*TASK REQUIREMENTS:*
List each line in which the string "Intervals" appears.

[Begin RECORDS FOR THE TASK]

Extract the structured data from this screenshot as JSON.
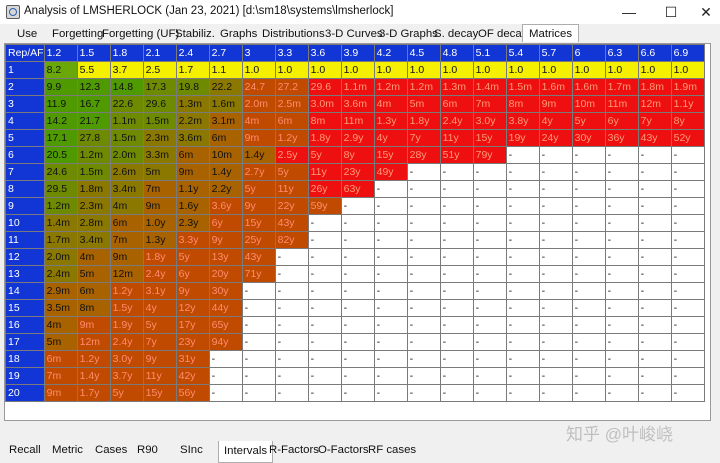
{
  "window": {
    "title": "Analysis of LMSHERLOCK (Jan 23, 2021) [d:\\sm18\\systems\\lmsherlock]",
    "minimize_glyph": "—",
    "maximize_glyph": "☐",
    "close_glyph": "✕"
  },
  "tabs": [
    "Use",
    "Forgetting",
    "Forgetting (UF)",
    "Stabiliz.",
    "Graphs",
    "Distributions",
    "3-D Curves",
    "3-D Graphs",
    "S. decay",
    "OF decay",
    "Matrices"
  ],
  "active_tab": "Matrices",
  "matrix": {
    "corner": "Rep/AF",
    "columns": [
      "1.2",
      "1.5",
      "1.8",
      "2.1",
      "2.4",
      "2.7",
      "3",
      "3.3",
      "3.6",
      "3.9",
      "4.2",
      "4.5",
      "4.8",
      "5.1",
      "5.4",
      "5.7",
      "6",
      "6.3",
      "6.6",
      "6.9"
    ],
    "rows": [
      {
        "rep": "1",
        "cells": [
          "8.2",
          "5.5",
          "3.7",
          "2.5",
          "1.7",
          "1.1",
          "1.0",
          "1.0",
          "1.0",
          "1.0",
          "1.0",
          "1.0",
          "1.0",
          "1.0",
          "1.0",
          "1.0",
          "1.0",
          "1.0",
          "1.0",
          "1.0"
        ]
      },
      {
        "rep": "2",
        "cells": [
          "9.9",
          "12.3",
          "14.8",
          "17.3",
          "19.8",
          "22.2",
          "24.7",
          "27.2",
          "29.6",
          "1.1m",
          "1.2m",
          "1.2m",
          "1.3m",
          "1.4m",
          "1.5m",
          "1.6m",
          "1.6m",
          "1.7m",
          "1.8m",
          "1.9m"
        ]
      },
      {
        "rep": "3",
        "cells": [
          "11.9",
          "16.7",
          "22.6",
          "29.6",
          "1.3m",
          "1.6m",
          "2.0m",
          "2.5m",
          "3.0m",
          "3.6m",
          "4m",
          "5m",
          "6m",
          "7m",
          "8m",
          "9m",
          "10m",
          "11m",
          "12m",
          "1.1y"
        ]
      },
      {
        "rep": "4",
        "cells": [
          "14.2",
          "21.7",
          "1.1m",
          "1.5m",
          "2.2m",
          "3.1m",
          "4m",
          "6m",
          "8m",
          "11m",
          "1.3y",
          "1.8y",
          "2.4y",
          "3.0y",
          "3.8y",
          "4y",
          "5y",
          "6y",
          "7y",
          "8y"
        ]
      },
      {
        "rep": "5",
        "cells": [
          "17.1",
          "27.8",
          "1.5m",
          "2.3m",
          "3.6m",
          "6m",
          "9m",
          "1.2y",
          "1.8y",
          "2.9y",
          "4y",
          "7y",
          "11y",
          "15y",
          "19y",
          "24y",
          "30y",
          "36y",
          "43y",
          "52y"
        ]
      },
      {
        "rep": "6",
        "cells": [
          "20.5",
          "1.2m",
          "2.0m",
          "3.3m",
          "6m",
          "10m",
          "1.4y",
          "2.5y",
          "5y",
          "8y",
          "15y",
          "28y",
          "51y",
          "79y",
          "-",
          "-",
          "-",
          "-",
          "-",
          "-"
        ]
      },
      {
        "rep": "7",
        "cells": [
          "24.6",
          "1.5m",
          "2.6m",
          "5m",
          "9m",
          "1.4y",
          "2.7y",
          "5y",
          "11y",
          "23y",
          "49y",
          "-",
          "-",
          "-",
          "-",
          "-",
          "-",
          "-",
          "-",
          "-"
        ]
      },
      {
        "rep": "8",
        "cells": [
          "29.5",
          "1.8m",
          "3.4m",
          "7m",
          "1.1y",
          "2.2y",
          "5y",
          "11y",
          "26y",
          "63y",
          "-",
          "-",
          "-",
          "-",
          "-",
          "-",
          "-",
          "-",
          "-",
          "-"
        ]
      },
      {
        "rep": "9",
        "cells": [
          "1.2m",
          "2.3m",
          "4m",
          "9m",
          "1.6y",
          "3.6y",
          "9y",
          "22y",
          "59y",
          "-",
          "-",
          "-",
          "-",
          "-",
          "-",
          "-",
          "-",
          "-",
          "-",
          "-"
        ]
      },
      {
        "rep": "10",
        "cells": [
          "1.4m",
          "2.8m",
          "6m",
          "1.0y",
          "2.3y",
          "6y",
          "15y",
          "43y",
          "-",
          "-",
          "-",
          "-",
          "-",
          "-",
          "-",
          "-",
          "-",
          "-",
          "-",
          "-"
        ]
      },
      {
        "rep": "11",
        "cells": [
          "1.7m",
          "3.4m",
          "7m",
          "1.3y",
          "3.3y",
          "9y",
          "25y",
          "82y",
          "-",
          "-",
          "-",
          "-",
          "-",
          "-",
          "-",
          "-",
          "-",
          "-",
          "-",
          "-"
        ]
      },
      {
        "rep": "12",
        "cells": [
          "2.0m",
          "4m",
          "9m",
          "1.8y",
          "5y",
          "13y",
          "43y",
          "-",
          "-",
          "-",
          "-",
          "-",
          "-",
          "-",
          "-",
          "-",
          "-",
          "-",
          "-",
          "-"
        ]
      },
      {
        "rep": "13",
        "cells": [
          "2.4m",
          "5m",
          "12m",
          "2.4y",
          "6y",
          "20y",
          "71y",
          "-",
          "-",
          "-",
          "-",
          "-",
          "-",
          "-",
          "-",
          "-",
          "-",
          "-",
          "-",
          "-"
        ]
      },
      {
        "rep": "14",
        "cells": [
          "2.9m",
          "6m",
          "1.2y",
          "3.1y",
          "9y",
          "30y",
          "-",
          "-",
          "-",
          "-",
          "-",
          "-",
          "-",
          "-",
          "-",
          "-",
          "-",
          "-",
          "-",
          "-"
        ]
      },
      {
        "rep": "15",
        "cells": [
          "3.5m",
          "8m",
          "1.5y",
          "4y",
          "12y",
          "44y",
          "-",
          "-",
          "-",
          "-",
          "-",
          "-",
          "-",
          "-",
          "-",
          "-",
          "-",
          "-",
          "-",
          "-"
        ]
      },
      {
        "rep": "16",
        "cells": [
          "4m",
          "9m",
          "1.9y",
          "5y",
          "17y",
          "65y",
          "-",
          "-",
          "-",
          "-",
          "-",
          "-",
          "-",
          "-",
          "-",
          "-",
          "-",
          "-",
          "-",
          "-"
        ]
      },
      {
        "rep": "17",
        "cells": [
          "5m",
          "12m",
          "2.4y",
          "7y",
          "23y",
          "94y",
          "-",
          "-",
          "-",
          "-",
          "-",
          "-",
          "-",
          "-",
          "-",
          "-",
          "-",
          "-",
          "-",
          "-"
        ]
      },
      {
        "rep": "18",
        "cells": [
          "6m",
          "1.2y",
          "3.0y",
          "9y",
          "31y",
          "-",
          "-",
          "-",
          "-",
          "-",
          "-",
          "-",
          "-",
          "-",
          "-",
          "-",
          "-",
          "-",
          "-",
          "-"
        ]
      },
      {
        "rep": "19",
        "cells": [
          "7m",
          "1.4y",
          "3.7y",
          "11y",
          "42y",
          "-",
          "-",
          "-",
          "-",
          "-",
          "-",
          "-",
          "-",
          "-",
          "-",
          "-",
          "-",
          "-",
          "-",
          "-"
        ]
      },
      {
        "rep": "20",
        "cells": [
          "9m",
          "1.7y",
          "5y",
          "15y",
          "56y",
          "-",
          "-",
          "-",
          "-",
          "-",
          "-",
          "-",
          "-",
          "-",
          "-",
          "-",
          "-",
          "-",
          "-",
          "-"
        ]
      }
    ]
  },
  "colors": {
    "header_blue": "#1236d6",
    "yellow": "#f5f000",
    "red": "#ee1010",
    "dark_orange": "#c04a00",
    "brown": "#a86300",
    "olive": "#8a7800",
    "olive_green": "#6e8a00",
    "green": "#4f9a00",
    "first_cell_green": "#6aa80a",
    "empty": "#ffffff"
  },
  "bottom_tabs": [
    "Recall",
    "Metric",
    "Cases",
    "R90",
    "SInc",
    "Intervals",
    "R-Factors",
    "O-Factors",
    "RF cases"
  ],
  "active_bottom_tab": "Intervals",
  "watermark": "知乎 @叶峻峣"
}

[End RECORDS FOR THE TASK]

*EXERCISE SOLUTION:*
    "Intervals",
  "active_bottom_tab": "Intervals",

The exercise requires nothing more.